WHAT TO WORK ON —
Repeat, without any change, the entries presented below.

** START MATERIAL FOR THE TASK **

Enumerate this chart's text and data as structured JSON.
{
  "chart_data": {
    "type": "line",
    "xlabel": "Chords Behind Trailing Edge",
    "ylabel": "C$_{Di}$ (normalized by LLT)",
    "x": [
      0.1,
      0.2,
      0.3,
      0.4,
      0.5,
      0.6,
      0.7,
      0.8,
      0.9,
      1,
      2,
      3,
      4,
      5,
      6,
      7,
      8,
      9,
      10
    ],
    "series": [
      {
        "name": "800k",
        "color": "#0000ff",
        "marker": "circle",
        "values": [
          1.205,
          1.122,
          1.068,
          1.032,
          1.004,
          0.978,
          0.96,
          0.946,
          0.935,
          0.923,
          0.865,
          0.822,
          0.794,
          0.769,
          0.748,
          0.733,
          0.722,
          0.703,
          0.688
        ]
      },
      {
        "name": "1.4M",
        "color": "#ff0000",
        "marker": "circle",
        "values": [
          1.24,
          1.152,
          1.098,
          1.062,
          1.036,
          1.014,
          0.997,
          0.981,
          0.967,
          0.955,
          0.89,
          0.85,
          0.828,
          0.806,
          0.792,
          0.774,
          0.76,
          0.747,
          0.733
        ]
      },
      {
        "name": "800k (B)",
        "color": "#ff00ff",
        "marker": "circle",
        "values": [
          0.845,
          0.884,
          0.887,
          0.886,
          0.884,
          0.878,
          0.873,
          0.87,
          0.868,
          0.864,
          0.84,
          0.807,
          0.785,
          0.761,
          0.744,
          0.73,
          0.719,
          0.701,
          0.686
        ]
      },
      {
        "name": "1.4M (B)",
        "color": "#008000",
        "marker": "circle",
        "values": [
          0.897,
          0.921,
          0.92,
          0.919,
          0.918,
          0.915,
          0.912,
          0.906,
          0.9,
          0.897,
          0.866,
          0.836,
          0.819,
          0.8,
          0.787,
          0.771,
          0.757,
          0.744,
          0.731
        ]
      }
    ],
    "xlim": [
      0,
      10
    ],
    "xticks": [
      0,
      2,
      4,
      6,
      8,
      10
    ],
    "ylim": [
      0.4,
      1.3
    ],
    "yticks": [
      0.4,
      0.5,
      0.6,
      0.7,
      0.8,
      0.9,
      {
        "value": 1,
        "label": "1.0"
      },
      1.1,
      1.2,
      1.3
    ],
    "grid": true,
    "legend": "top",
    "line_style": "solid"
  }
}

** END MATERIAL FOR THE TASK **

THE SOLUTION —
Enumerate this chart's text and data as structured JSON.
{
  "chart_data": {
    "type": "line",
    "xlabel": "Chords Behind Trailing Edge",
    "ylabel": "C$_{Di}$ (normalized by LLT)",
    "x": [
      0.1,
      0.2,
      0.3,
      0.4,
      0.5,
      0.6,
      0.7,
      0.8,
      0.9,
      1,
      2,
      3,
      4,
      5,
      6,
      7,
      8,
      9,
      10
    ],
    "series": [
      {
        "name": "800k",
        "color": "#0000ff",
        "marker": "circle",
        "values": [
          1.205,
          1.122,
          1.068,
          1.032,
          1.004,
          0.978,
          0.96,
          0.946,
          0.935,
          0.923,
          0.865,
          0.822,
          0.794,
          0.769,
          0.748,
          0.733,
          0.722,
          0.703,
          0.688
        ]
      },
      {
        "name": "1.4M",
        "color": "#ff0000",
        "marker": "circle",
        "values": [
          1.24,
          1.152,
          1.098,
          1.062,
          1.036,
          1.014,
          0.997,
          0.981,
          0.967,
          0.955,
          0.89,
          0.85,
          0.828,
          0.806,
          0.792,
          0.774,
          0.76,
          0.747,
          0.733
        ]
      },
      {
        "name": "800k (B)",
        "color": "#ff00ff",
        "marker": "circle",
        "values": [
          0.845,
          0.884,
          0.887,
          0.886,
          0.884,
          0.878,
          0.873,
          0.87,
          0.868,
          0.864,
          0.84,
          0.807,
          0.785,
          0.761,
          0.744,
          0.73,
          0.719,
          0.701,
          0.686
        ]
      },
      {
        "name": "1.4M (B)",
        "color": "#008000",
        "marker": "circle",
        "values": [
          0.897,
          0.921,
          0.92,
          0.919,
          0.918,
          0.915,
          0.912,
          0.906,
          0.9,
          0.897,
          0.866,
          0.836,
          0.819,
          0.8,
          0.787,
          0.771,
          0.757,
          0.744,
          0.731
        ]
      }
    ],
    "xlim": [
      0,
      10
    ],
    "xticks": [
      0,
      2,
      4,
      6,
      8,
      10
    ],
    "ylim": [
      0.4,
      1.3
    ],
    "yticks": [
      0.4,
      0.5,
      0.6,
      0.7,
      0.8,
      0.9,
      {
        "value": 1,
        "label": "1.0"
      },
      1.1,
      1.2,
      1.3
    ],
    "grid": true,
    "legend": "top",
    "line_style": "solid"
  }
}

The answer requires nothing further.